### GIVEN PROBLEM
Find the string "octobre" in the records. Copy every line it appears in.

begin RECORD EXTRACTS

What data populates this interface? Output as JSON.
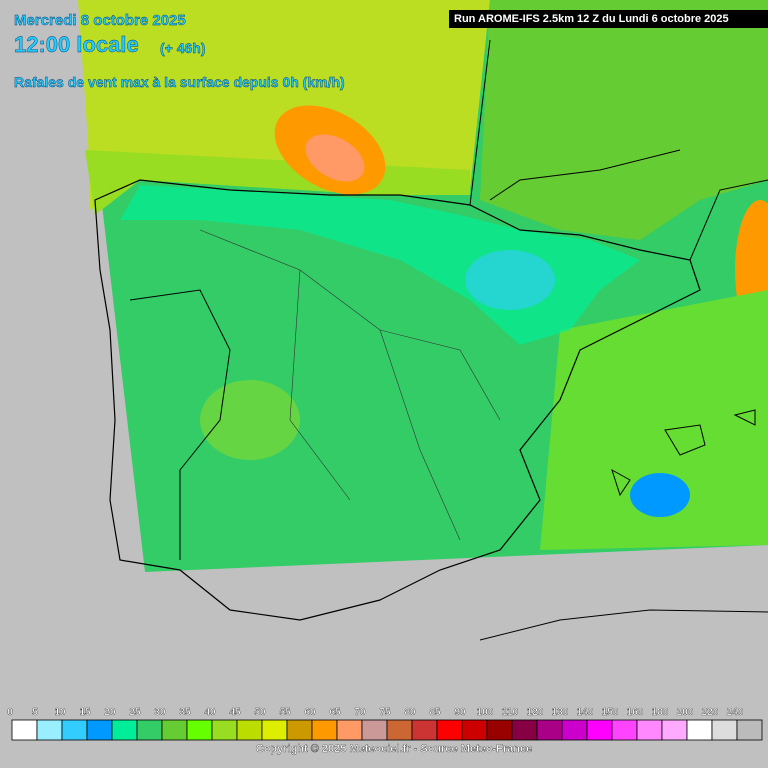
{
  "header": {
    "date": "Mercredi 8 octobre 2025",
    "time": "12:00 locale",
    "lead": "(+ 46h)",
    "parameter": "Rafales de vent max à la surface depuis 0h (km/h)"
  },
  "run": "Run AROME-IFS 2.5km 12 Z du Lundi 6 octobre 2025",
  "legend": {
    "labels": [
      0,
      5,
      10,
      15,
      20,
      25,
      30,
      35,
      40,
      45,
      50,
      55,
      60,
      65,
      70,
      75,
      80,
      85,
      90,
      100,
      110,
      120,
      130,
      140,
      150,
      160,
      180,
      200,
      220,
      240
    ],
    "colors": [
      "#ffffff",
      "#99eeff",
      "#33ccff",
      "#0099ff",
      "#00ee99",
      "#33cc66",
      "#66cc33",
      "#66ff00",
      "#99dd22",
      "#bbdd00",
      "#ddee00",
      "#cc9900",
      "#ff9900",
      "#ff9966",
      "#cc9999",
      "#cc6633",
      "#cc3333",
      "#ff0000",
      "#cc0000",
      "#990000",
      "#880044",
      "#aa0088",
      "#cc00cc",
      "#ff00ff",
      "#ff44ff",
      "#ff88ff",
      "#ffaaff",
      "#ffffff",
      "#dddddd",
      "#bbbbbb"
    ]
  },
  "footer": "Copyright © 2025 Meteociel.fr - Source Meteo-France"
}
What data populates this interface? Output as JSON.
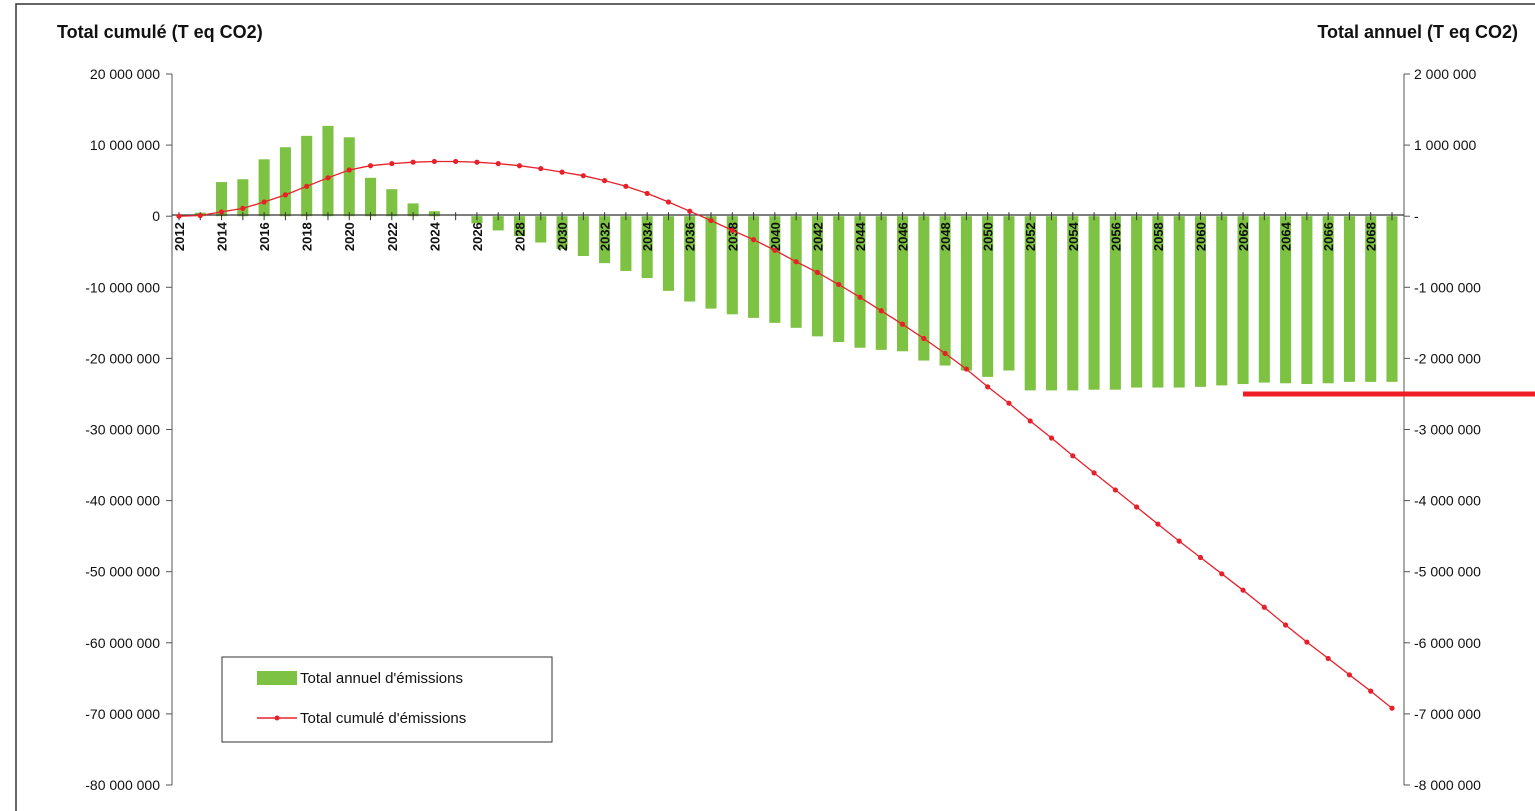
{
  "chart_data": {
    "type": "bar+line",
    "title": "",
    "y_left_label": "Total cumulé (T eq CO2)",
    "y_right_label": "Total annuel (T eq CO2)",
    "y_left_lim": [
      -80000000,
      20000000
    ],
    "y_right_lim": [
      -8000000,
      2000000
    ],
    "y_left_ticks": [
      "20 000 000",
      "10 000 000",
      "0",
      "-10 000 000",
      "-20 000 000",
      "-30 000 000",
      "-40 000 000",
      "-50 000 000",
      "-60 000 000",
      "-70 000 000",
      "-80 000 000"
    ],
    "y_right_ticks": [
      "2 000 000",
      "1 000 000",
      "-",
      "-1 000 000",
      "-2 000 000",
      "-3 000 000",
      "-4 000 000",
      "-5 000 000",
      "-6 000 000",
      "-7 000 000",
      "-8 000 000"
    ],
    "x_tick_labels": [
      "2012",
      "2014",
      "2016",
      "2018",
      "2020",
      "2022",
      "2024",
      "2026",
      "2028",
      "2030",
      "2032",
      "2034",
      "2036",
      "2038",
      "2040",
      "2042",
      "2044",
      "2046",
      "2048",
      "2050",
      "2052",
      "2054",
      "2056",
      "2058",
      "2060",
      "2062",
      "2064",
      "2066",
      "2068"
    ],
    "years": [
      2012,
      2013,
      2014,
      2015,
      2016,
      2017,
      2018,
      2019,
      2020,
      2021,
      2022,
      2023,
      2024,
      2025,
      2026,
      2027,
      2028,
      2029,
      2030,
      2031,
      2032,
      2033,
      2034,
      2035,
      2036,
      2037,
      2038,
      2039,
      2040,
      2041,
      2042,
      2043,
      2044,
      2045,
      2046,
      2047,
      2048,
      2049,
      2050,
      2051,
      2052,
      2053,
      2054,
      2055,
      2056,
      2057,
      2058,
      2059,
      2060,
      2061,
      2062,
      2063,
      2064,
      2065,
      2066,
      2067,
      2068,
      2069
    ],
    "series": [
      {
        "name": "Total annuel d'émissions",
        "type": "bar",
        "axis": "right",
        "color": "#7dc242",
        "values": [
          0,
          50000,
          480000,
          520000,
          800000,
          970000,
          1130000,
          1270000,
          1110000,
          540000,
          380000,
          180000,
          70000,
          0,
          -100000,
          -200000,
          -280000,
          -370000,
          -460000,
          -560000,
          -660000,
          -770000,
          -870000,
          -1050000,
          -1200000,
          -1300000,
          -1380000,
          -1430000,
          -1500000,
          -1570000,
          -1690000,
          -1770000,
          -1850000,
          -1880000,
          -1900000,
          -2030000,
          -2100000,
          -2170000,
          -2260000,
          -2170000,
          -2450000,
          -2450000,
          -2450000,
          -2440000,
          -2440000,
          -2410000,
          -2410000,
          -2410000,
          -2400000,
          -2380000,
          -2360000,
          -2340000,
          -2350000,
          -2360000,
          -2350000,
          -2330000,
          -2330000,
          -2330000
        ]
      },
      {
        "name": "Total cumulé d'émissions",
        "type": "line",
        "axis": "left",
        "color": "#e8202a",
        "values": [
          0,
          100000,
          600000,
          1100000,
          2000000,
          3000000,
          4200000,
          5400000,
          6500000,
          7100000,
          7400000,
          7600000,
          7700000,
          7700000,
          7600000,
          7400000,
          7100000,
          6700000,
          6200000,
          5700000,
          5000000,
          4200000,
          3200000,
          2000000,
          700000,
          -600000,
          -2000000,
          -3300000,
          -4800000,
          -6400000,
          -7900000,
          -9600000,
          -11400000,
          -13300000,
          -15200000,
          -17200000,
          -19300000,
          -21500000,
          -24000000,
          -26300000,
          -28800000,
          -31200000,
          -33700000,
          -36100000,
          -38500000,
          -40900000,
          -43300000,
          -45700000,
          -48000000,
          -50300000,
          -52600000,
          -55000000,
          -57500000,
          -59900000,
          -62200000,
          -64500000,
          -66800000,
          -69200000
        ]
      }
    ],
    "legend": {
      "position": "bottom-left",
      "entries": [
        "Total annuel d'émissions",
        "Total cumulé d'émissions"
      ]
    },
    "grid": false,
    "annotation_color": "#ee1c24"
  }
}
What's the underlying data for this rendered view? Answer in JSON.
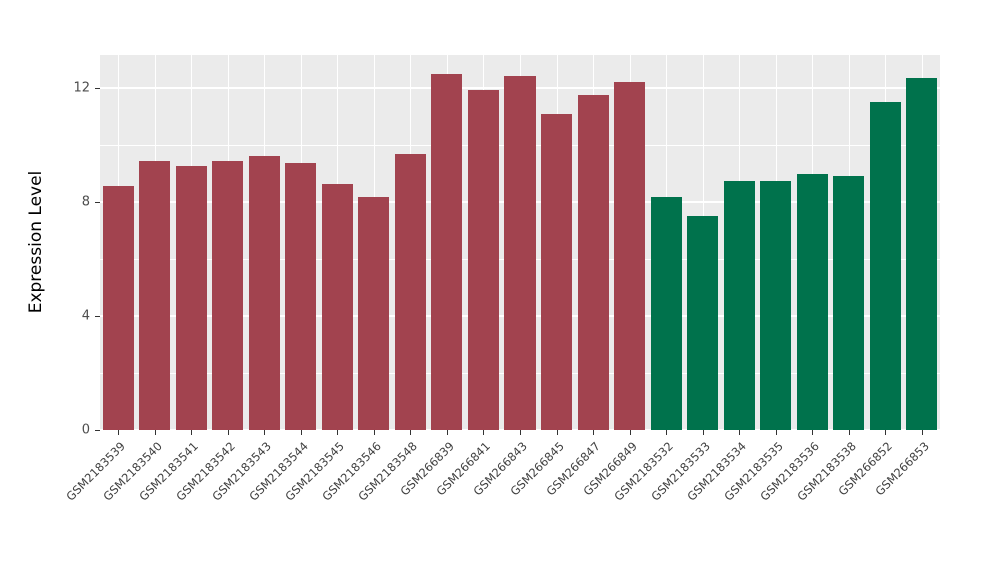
{
  "chart_data": {
    "type": "bar",
    "title": "",
    "ylabel": "Expression Level",
    "xlabel": "",
    "ylim": [
      0,
      13.16
    ],
    "yticks": [
      0,
      4,
      8,
      12
    ],
    "yticks_minor": [
      2,
      6,
      10
    ],
    "grid": true,
    "legend": "none",
    "panel_bg": "#EBEBEB",
    "gridline_color": "#FFFFFF",
    "axis_text_color": "#4D4D4D",
    "categories": [
      "GSM2183539",
      "GSM2183540",
      "GSM2183541",
      "GSM2183542",
      "GSM2183543",
      "GSM2183544",
      "GSM2183545",
      "GSM2183546",
      "GSM2183548",
      "GSM266839",
      "GSM266841",
      "GSM266843",
      "GSM266845",
      "GSM266847",
      "GSM266849",
      "GSM2183532",
      "GSM2183533",
      "GSM2183534",
      "GSM2183535",
      "GSM2183536",
      "GSM2183538",
      "GSM266852",
      "GSM266853"
    ],
    "values": [
      8.55,
      9.44,
      9.26,
      9.44,
      9.61,
      9.37,
      8.63,
      8.18,
      9.68,
      12.49,
      11.93,
      12.42,
      11.09,
      11.75,
      12.21,
      8.18,
      7.51,
      8.74,
      8.74,
      8.98,
      8.91,
      11.51,
      12.35
    ],
    "groups": [
      "group1",
      "group1",
      "group1",
      "group1",
      "group1",
      "group1",
      "group1",
      "group1",
      "group1",
      "group1",
      "group1",
      "group1",
      "group1",
      "group1",
      "group1",
      "group2",
      "group2",
      "group2",
      "group2",
      "group2",
      "group2",
      "group2",
      "group2"
    ],
    "group_colors": {
      "group1": "#A2434F",
      "group2": "#00724C"
    }
  }
}
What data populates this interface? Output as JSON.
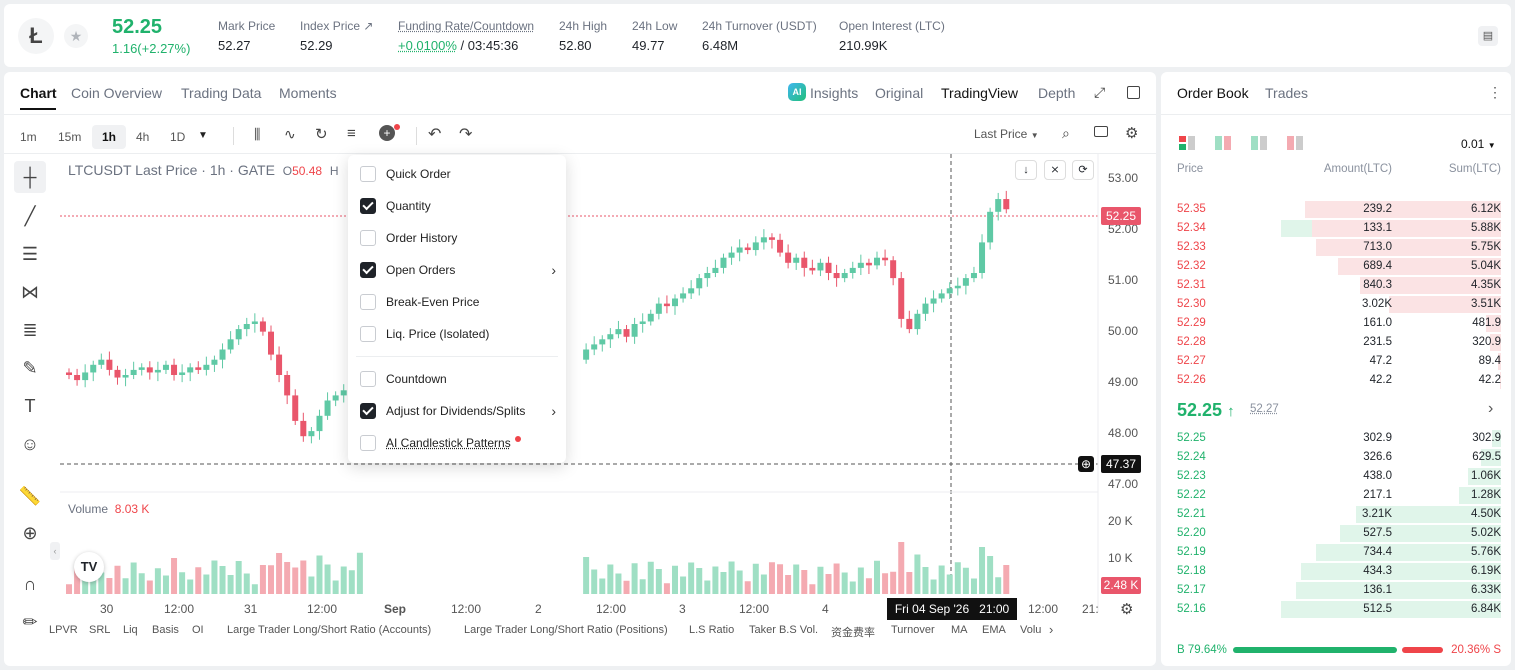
{
  "ticker": {
    "logo": "Ł",
    "price": "52.25",
    "change": "1.16(+2.27%)",
    "stats": [
      {
        "label": "Mark Price",
        "value": "52.27"
      },
      {
        "label": "Index Price ↗",
        "value": "52.29"
      },
      {
        "label": "Funding Rate/Countdown",
        "value_green": "+0.0100%",
        "value": " / 03:45:36"
      },
      {
        "label": "24h High",
        "value": "52.80"
      },
      {
        "label": "24h Low",
        "value": "49.77"
      },
      {
        "label": "24h Turnover (USDT)",
        "value": "6.48M"
      },
      {
        "label": "Open Interest (LTC)",
        "value": "210.99K"
      }
    ]
  },
  "chart_tabs": [
    "Chart",
    "Coin Overview",
    "Trading Data",
    "Moments"
  ],
  "view_tabs": {
    "insights": "Insights",
    "original": "Original",
    "tradingview": "TradingView",
    "depth": "Depth",
    "ai_badge": "AI"
  },
  "timeframes": [
    "1m",
    "15m",
    "1h",
    "4h",
    "1D"
  ],
  "last_price_select": "Last Price",
  "legend": {
    "symbol": "LTCUSDT Last Price · 1h · GATE",
    "o_label": "O",
    "o_value": "50.48",
    "h_label": "H"
  },
  "menu": [
    {
      "label": "Quick Order",
      "checked": false
    },
    {
      "label": "Quantity",
      "checked": true
    },
    {
      "label": "Order History",
      "checked": false
    },
    {
      "label": "Open Orders",
      "checked": true,
      "submenu": true
    },
    {
      "label": "Break-Even Price",
      "checked": false
    },
    {
      "label": "Liq. Price (Isolated)",
      "checked": false
    },
    {
      "label": "Countdown",
      "checked": false
    },
    {
      "label": "Adjust for Dividends/Splits",
      "checked": true,
      "submenu": true
    },
    {
      "label": "AI Candlestick Patterns",
      "checked": false
    }
  ],
  "price_axis": [
    "53.00",
    "52.00",
    "51.00",
    "50.00",
    "49.00",
    "48.00",
    "47.00"
  ],
  "last_price_tag": "52.25",
  "crosshair_price": "47.37",
  "volume": {
    "label": "Volume",
    "value": "8.03 K",
    "axis": [
      "20 K",
      "10 K"
    ],
    "tag": "2.48 K"
  },
  "time_axis": [
    "30",
    "12:00",
    "31",
    "12:00",
    "Sep",
    "12:00",
    "2",
    "12:00",
    "3",
    "12:00",
    "4",
    "12:00",
    "21:"
  ],
  "crosshair_time": "Fri 04 Sep '26   21:00",
  "indicators": [
    "LPVR",
    "SRL",
    "Liq",
    "Basis",
    "OI",
    "Large Trader Long/Short Ratio (Accounts)",
    "Large Trader Long/Short Ratio (Positions)",
    "L.S Ratio",
    "Taker B.S Vol.",
    "资金费率",
    "Turnover",
    "MA",
    "EMA",
    "Volu"
  ],
  "orderbook": {
    "tabs": [
      "Order Book",
      "Trades"
    ],
    "precision": "0.01",
    "headers": [
      "Price",
      "Amount(LTC)",
      "Sum(LTC)"
    ],
    "asks": [
      [
        "52.35",
        "239.2",
        "6.12K"
      ],
      [
        "52.34",
        "133.1",
        "5.88K"
      ],
      [
        "52.33",
        "713.0",
        "5.75K"
      ],
      [
        "52.32",
        "689.4",
        "5.04K"
      ],
      [
        "52.31",
        "840.3",
        "4.35K"
      ],
      [
        "52.30",
        "3.02K",
        "3.51K"
      ],
      [
        "52.29",
        "161.0",
        "481.9"
      ],
      [
        "52.28",
        "231.5",
        "320.9"
      ],
      [
        "52.27",
        "47.2",
        "89.4"
      ],
      [
        "52.26",
        "42.2",
        "42.2"
      ]
    ],
    "mid_price": "52.25",
    "mid_arrow": "↑",
    "mark": "52.27",
    "bids": [
      [
        "52.25",
        "302.9",
        "302.9"
      ],
      [
        "52.24",
        "326.6",
        "629.5"
      ],
      [
        "52.23",
        "438.0",
        "1.06K"
      ],
      [
        "52.22",
        "217.1",
        "1.28K"
      ],
      [
        "52.21",
        "3.21K",
        "4.50K"
      ],
      [
        "52.20",
        "527.5",
        "5.02K"
      ],
      [
        "52.19",
        "734.4",
        "5.76K"
      ],
      [
        "52.18",
        "434.3",
        "6.19K"
      ],
      [
        "52.17",
        "136.1",
        "6.33K"
      ],
      [
        "52.16",
        "512.5",
        "6.84K"
      ]
    ],
    "ask_fill": [
      0.89,
      0.86,
      0.84,
      0.74,
      0.64,
      0.51,
      0.07,
      0.05,
      0.013,
      0.006
    ],
    "bid_fill": [
      0.04,
      0.09,
      0.15,
      0.19,
      0.66,
      0.73,
      0.84,
      0.91,
      0.93,
      1.0
    ],
    "buy_ratio": "B 79.64%",
    "sell_ratio": "20.36% S",
    "buy_pct": 79.64
  },
  "colors": {
    "up": "#20b26c",
    "down": "#ef454a",
    "up_candle": "#5fc9a5",
    "down_candle": "#e9566b"
  }
}
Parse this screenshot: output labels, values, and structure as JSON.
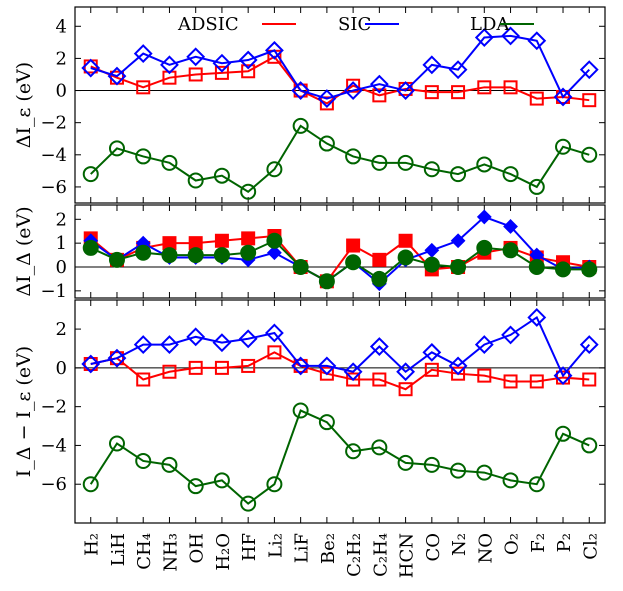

end RECORD EXTRACTS

### WORKED SOLUTION
    "date": "Mercredi 8 octobre 2025",
  "run": "Run AROME-IFS 2.5km 12 Z du Lundi 6 octobre 2025",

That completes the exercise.